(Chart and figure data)
****************************************

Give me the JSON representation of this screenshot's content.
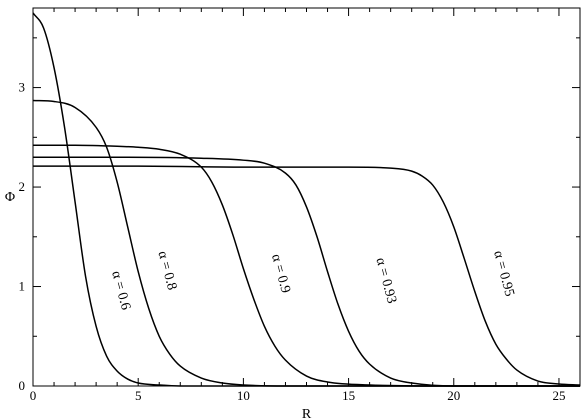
{
  "chart_data": {
    "type": "line",
    "title": "",
    "xlabel": "R",
    "ylabel": "Φ",
    "xlim": [
      0,
      26
    ],
    "ylim": [
      0,
      3.8
    ],
    "xticks": [
      0,
      5,
      10,
      15,
      20,
      25
    ],
    "yticks": [
      0,
      1,
      2,
      3
    ],
    "grid": false,
    "legend": "none",
    "series": [
      {
        "name": "α = 0.6",
        "x": [
          0,
          0.5,
          1,
          1.5,
          2,
          2.5,
          3,
          3.5,
          4,
          4.5,
          5,
          6,
          7,
          8,
          10,
          15,
          20,
          26
        ],
        "y": [
          3.75,
          3.6,
          3.2,
          2.6,
          1.85,
          1.1,
          0.6,
          0.3,
          0.15,
          0.07,
          0.03,
          0.01,
          0.0,
          0.0,
          0.0,
          0.0,
          0.0,
          0.0
        ]
      },
      {
        "name": "α = 0.8",
        "x": [
          0,
          1,
          2,
          3,
          3.5,
          4,
          4.5,
          5,
          5.5,
          6,
          6.5,
          7,
          8,
          9,
          10,
          12,
          15,
          20,
          26
        ],
        "y": [
          2.87,
          2.86,
          2.8,
          2.6,
          2.4,
          2.05,
          1.6,
          1.15,
          0.78,
          0.5,
          0.32,
          0.2,
          0.08,
          0.03,
          0.01,
          0.0,
          0.0,
          0.0,
          0.0
        ]
      },
      {
        "name": "α = 0.9",
        "x": [
          0,
          2,
          4,
          5,
          6,
          7,
          8,
          8.5,
          9,
          9.5,
          10,
          10.5,
          11,
          11.5,
          12,
          13,
          14,
          16,
          20,
          26
        ],
        "y": [
          2.42,
          2.42,
          2.41,
          2.4,
          2.38,
          2.33,
          2.2,
          2.05,
          1.82,
          1.52,
          1.18,
          0.87,
          0.6,
          0.4,
          0.26,
          0.1,
          0.04,
          0.01,
          0.0,
          0.0
        ]
      },
      {
        "name": "α = 0.93",
        "x": [
          0,
          4,
          8,
          10,
          11,
          12,
          12.5,
          13,
          13.5,
          14,
          14.5,
          15,
          15.5,
          16,
          17,
          18,
          20,
          26
        ],
        "y": [
          2.3,
          2.3,
          2.29,
          2.27,
          2.24,
          2.14,
          2.02,
          1.8,
          1.5,
          1.15,
          0.82,
          0.55,
          0.35,
          0.22,
          0.08,
          0.03,
          0.0,
          0.0
        ]
      },
      {
        "name": "α = 0.95",
        "x": [
          0,
          5,
          10,
          15,
          17,
          18,
          18.5,
          19,
          19.5,
          20,
          20.5,
          21,
          21.5,
          22,
          22.5,
          23,
          24,
          25,
          26
        ],
        "y": [
          2.21,
          2.21,
          2.2,
          2.2,
          2.19,
          2.16,
          2.11,
          2.02,
          1.85,
          1.6,
          1.28,
          0.95,
          0.65,
          0.42,
          0.27,
          0.16,
          0.05,
          0.02,
          0.01
        ]
      }
    ]
  }
}
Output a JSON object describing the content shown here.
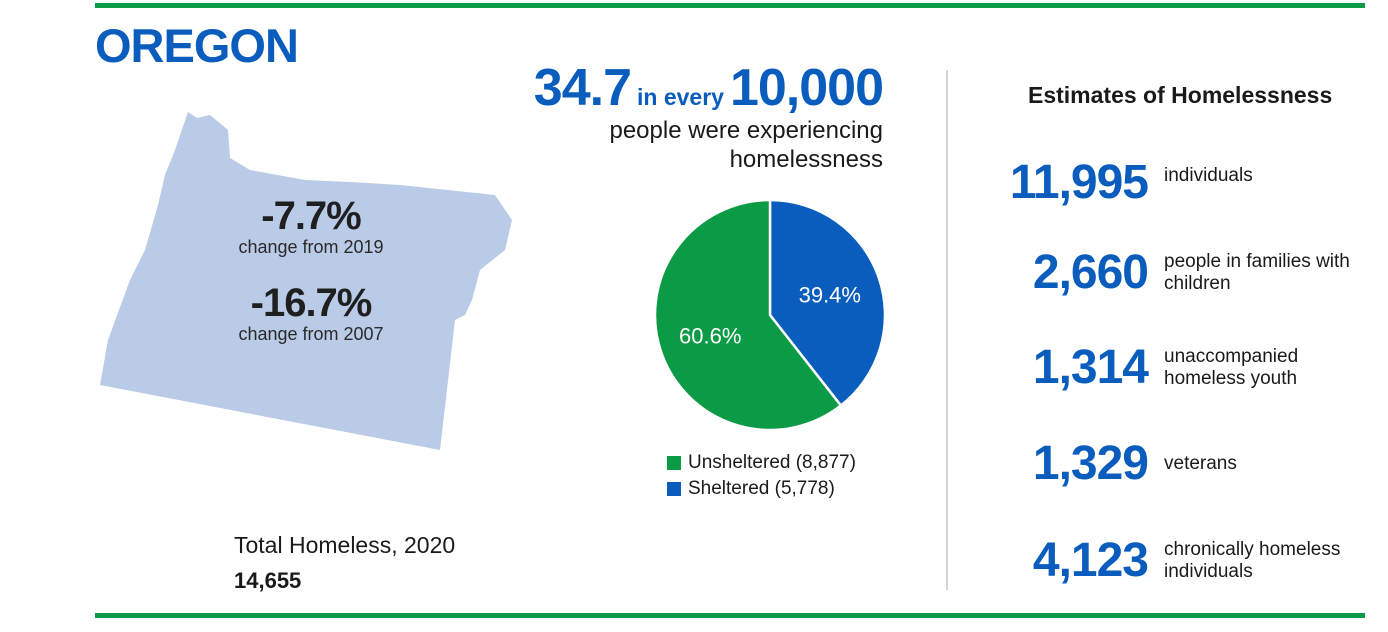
{
  "state": {
    "name": "OREGON"
  },
  "changes": [
    {
      "value": "-7.7%",
      "label": "change from 2019"
    },
    {
      "value": "-16.7%",
      "label": "change from 2007"
    }
  ],
  "total": {
    "label": "Total Homeless, 2020",
    "value": "14,655"
  },
  "rate": {
    "number": "34.7",
    "connector": "in every",
    "base": "10,000",
    "text": "people were experiencing homelessness"
  },
  "estimates": {
    "title": "Estimates of Homelessness",
    "items": [
      {
        "value": "11,995",
        "label": "individuals"
      },
      {
        "value": "2,660",
        "label": "people in families with children"
      },
      {
        "value": "1,314",
        "label": "unaccompanied homeless youth"
      },
      {
        "value": "1,329",
        "label": "veterans"
      },
      {
        "value": "4,123",
        "label": "chronically homeless individuals"
      }
    ]
  },
  "colors": {
    "accent_blue": "#0a5cbd",
    "green": "#0b9a45",
    "map_fill": "#b9cbe6"
  },
  "chart_data": {
    "type": "pie",
    "title": "",
    "slices": [
      {
        "name": "Unsheltered",
        "legend": "Unsheltered (8,877)",
        "value": 8877,
        "percent_label": "60.6%",
        "color": "#0b9a45"
      },
      {
        "name": "Sheltered",
        "legend": "Sheltered (5,778)",
        "value": 5778,
        "percent_label": "39.4%",
        "color": "#0a5cbd"
      }
    ],
    "start": "12 o'clock, clockwise, Sheltered first",
    "legend_position": "bottom"
  }
}
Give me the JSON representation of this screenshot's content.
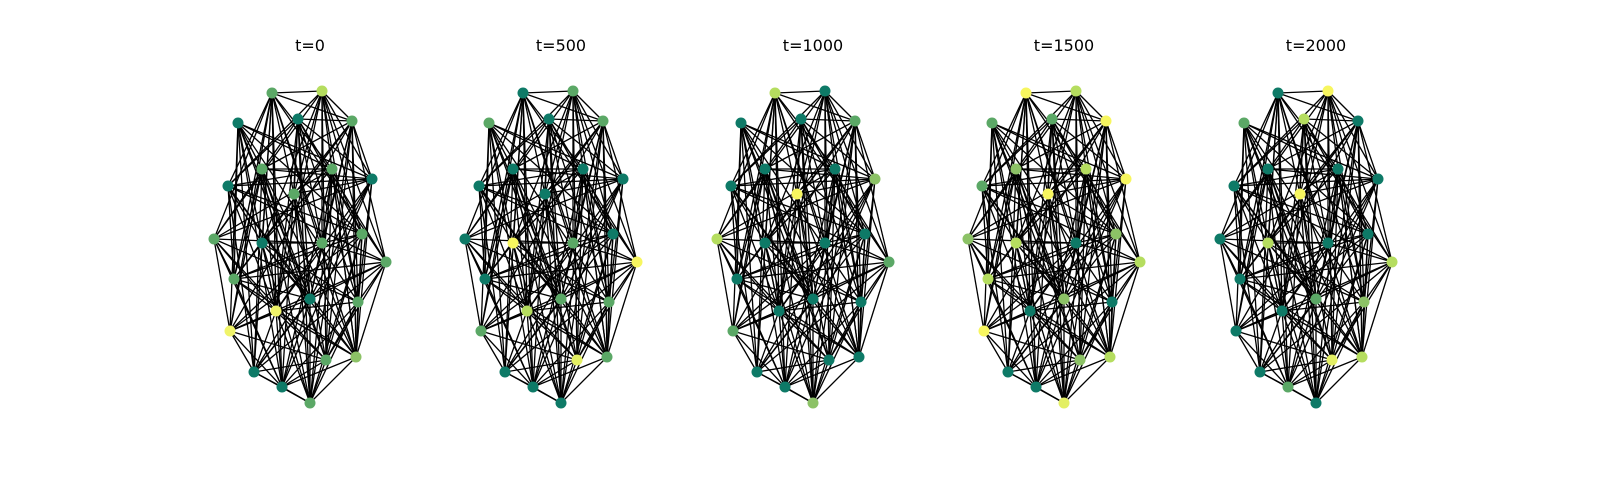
{
  "figure": {
    "panels": [
      {
        "title": "t=0",
        "node_colors": [
          "#5ba866",
          "#b5dd5f",
          "#0e7a67",
          "#0e7a67",
          "#5ba866",
          "#5ba866",
          "#5ba866",
          "#5ba866",
          "#0e7a67",
          "#0e7a67",
          "#5ba866",
          "#0e7a67",
          "#5ba866",
          "#5ba866",
          "#5ba866",
          "#5ba866",
          "#0e7a67",
          "#f0f46a",
          "#5ba866",
          "#f0f46a",
          "#0e7a67",
          "#8cc266",
          "#0e7a67",
          "#5ba866",
          "#5ba866"
        ]
      },
      {
        "title": "t=500",
        "node_colors": [
          "#0e7a67",
          "#5ba866",
          "#5ba866",
          "#0e7a67",
          "#5ba866",
          "#0e7a67",
          "#0e7a67",
          "#0e7a67",
          "#0e7a67",
          "#0e7a67",
          "#0e7a67",
          "#f7f65f",
          "#5ba866",
          "#0e7a67",
          "#f7f65f",
          "#0e7a67",
          "#5ba866",
          "#b5dd5f",
          "#5ba866",
          "#5ba866",
          "#0e7a67",
          "#5ba866",
          "#0e7a67",
          "#e3ef63",
          "#0e7a67"
        ]
      },
      {
        "title": "t=1000",
        "node_colors": [
          "#b5dd5f",
          "#0e7a67",
          "#0e7a67",
          "#0e7a67",
          "#5ba866",
          "#0e7a67",
          "#0e7a67",
          "#f7f65f",
          "#0e7a67",
          "#8cc266",
          "#b5dd5f",
          "#0e7a67",
          "#0e7a67",
          "#0e7a67",
          "#5ba866",
          "#0e7a67",
          "#0e7a67",
          "#0e7a67",
          "#0e7a67",
          "#5ba866",
          "#0e7a67",
          "#0e7a67",
          "#0e7a67",
          "#0e7a67",
          "#8cc266"
        ]
      },
      {
        "title": "t=1500",
        "node_colors": [
          "#f7f65f",
          "#b5dd5f",
          "#5ba866",
          "#5ba866",
          "#f7f65f",
          "#8cc266",
          "#b5dd5f",
          "#f7f65f",
          "#5ba866",
          "#f7f65f",
          "#8cc266",
          "#b5dd5f",
          "#0e7a67",
          "#8cc266",
          "#b5dd5f",
          "#b5dd5f",
          "#8cc266",
          "#0e7a67",
          "#0e7a67",
          "#f7f65f",
          "#0e7a67",
          "#b5dd5f",
          "#0e7a67",
          "#8cc266",
          "#e3ef63"
        ]
      },
      {
        "title": "t=2000",
        "node_colors": [
          "#0e7a67",
          "#f7f65f",
          "#5ba866",
          "#b5dd5f",
          "#0e7a67",
          "#0e7a67",
          "#0e7a67",
          "#f7f65f",
          "#0e7a67",
          "#0e7a67",
          "#0e7a67",
          "#b5dd5f",
          "#0e7a67",
          "#0e7a67",
          "#b5dd5f",
          "#0e7a67",
          "#5ba866",
          "#0e7a67",
          "#8cc266",
          "#0e7a67",
          "#0e7a67",
          "#b5dd5f",
          "#5ba866",
          "#e3ef63",
          "#0e7a67"
        ]
      }
    ]
  }
}
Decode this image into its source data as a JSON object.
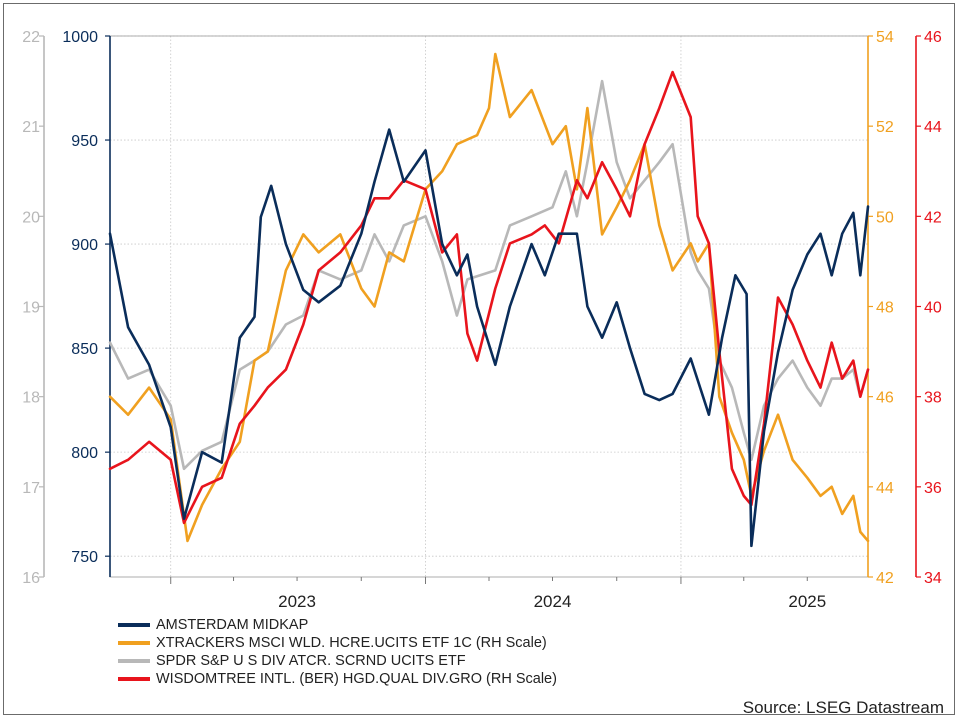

****************************************

_AIM_.
Go through the records above, find every line with the word "object", and list those lines.

_WRITTEN SOLUTION_.
Output a JSON object describing the content shown here.
Decode this image into its source data as a JSON object.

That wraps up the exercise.